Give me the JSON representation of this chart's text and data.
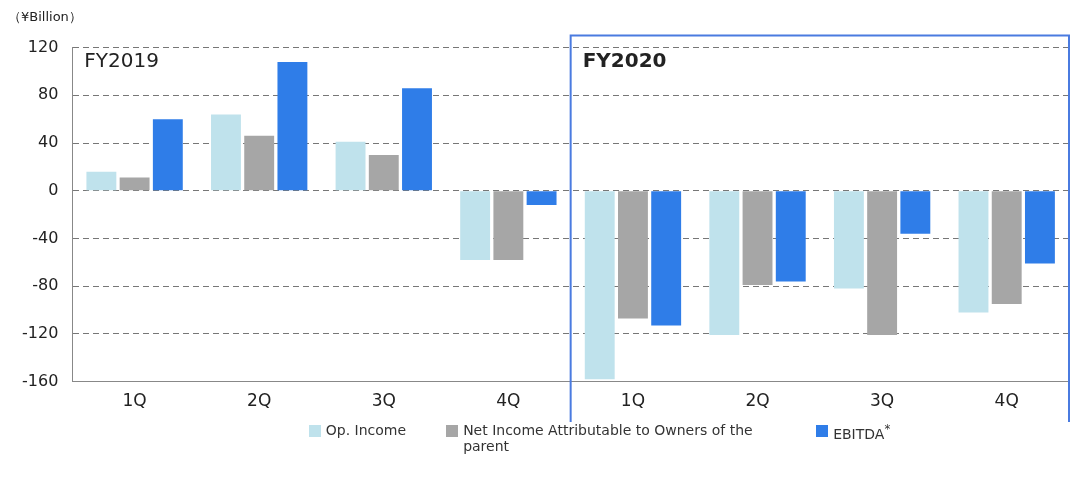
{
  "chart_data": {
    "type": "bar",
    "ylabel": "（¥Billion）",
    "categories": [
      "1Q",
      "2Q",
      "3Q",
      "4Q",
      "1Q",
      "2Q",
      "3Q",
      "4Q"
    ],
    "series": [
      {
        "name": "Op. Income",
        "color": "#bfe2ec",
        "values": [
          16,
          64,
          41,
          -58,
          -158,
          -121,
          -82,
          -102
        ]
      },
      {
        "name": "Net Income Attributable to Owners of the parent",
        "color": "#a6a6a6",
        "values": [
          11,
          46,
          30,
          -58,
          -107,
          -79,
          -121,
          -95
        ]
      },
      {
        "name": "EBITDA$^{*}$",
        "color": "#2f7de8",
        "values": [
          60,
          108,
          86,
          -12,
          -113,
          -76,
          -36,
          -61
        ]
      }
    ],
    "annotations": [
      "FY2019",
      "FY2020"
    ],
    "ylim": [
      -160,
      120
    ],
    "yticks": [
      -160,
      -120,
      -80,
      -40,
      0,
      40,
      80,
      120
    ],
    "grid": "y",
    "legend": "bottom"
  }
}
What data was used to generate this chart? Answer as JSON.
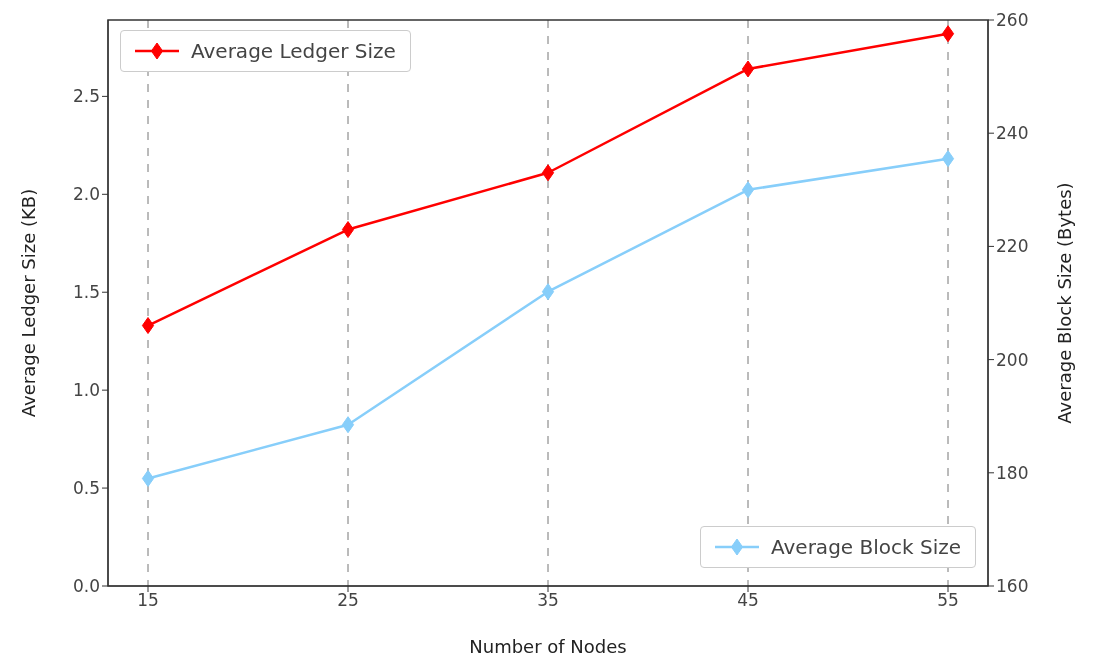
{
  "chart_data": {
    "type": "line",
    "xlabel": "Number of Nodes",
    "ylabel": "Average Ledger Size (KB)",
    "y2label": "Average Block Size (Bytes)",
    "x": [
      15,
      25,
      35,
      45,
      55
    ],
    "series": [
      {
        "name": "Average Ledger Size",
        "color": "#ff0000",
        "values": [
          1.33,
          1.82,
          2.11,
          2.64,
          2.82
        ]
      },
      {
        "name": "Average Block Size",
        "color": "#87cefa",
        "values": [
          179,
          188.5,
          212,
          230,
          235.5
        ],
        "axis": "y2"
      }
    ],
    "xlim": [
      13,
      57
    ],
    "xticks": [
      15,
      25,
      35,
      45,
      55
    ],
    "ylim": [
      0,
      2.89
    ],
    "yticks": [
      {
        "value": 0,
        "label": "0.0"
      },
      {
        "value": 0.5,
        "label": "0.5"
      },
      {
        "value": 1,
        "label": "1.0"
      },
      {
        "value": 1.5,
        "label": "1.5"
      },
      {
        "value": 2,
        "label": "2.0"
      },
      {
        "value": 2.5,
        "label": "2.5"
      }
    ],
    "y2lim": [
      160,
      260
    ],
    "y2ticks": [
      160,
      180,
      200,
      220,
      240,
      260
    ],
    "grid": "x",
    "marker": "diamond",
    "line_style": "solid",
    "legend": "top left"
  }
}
----------
*INSTRUCTIONS TO FOLLOW*: Using the listing above, pull out all lines that hold the word "Ledger".

*FINISHED EXERCISE*:
    "ylabel": "Average Ledger Size (KB)",
        "name": "Average Ledger Size",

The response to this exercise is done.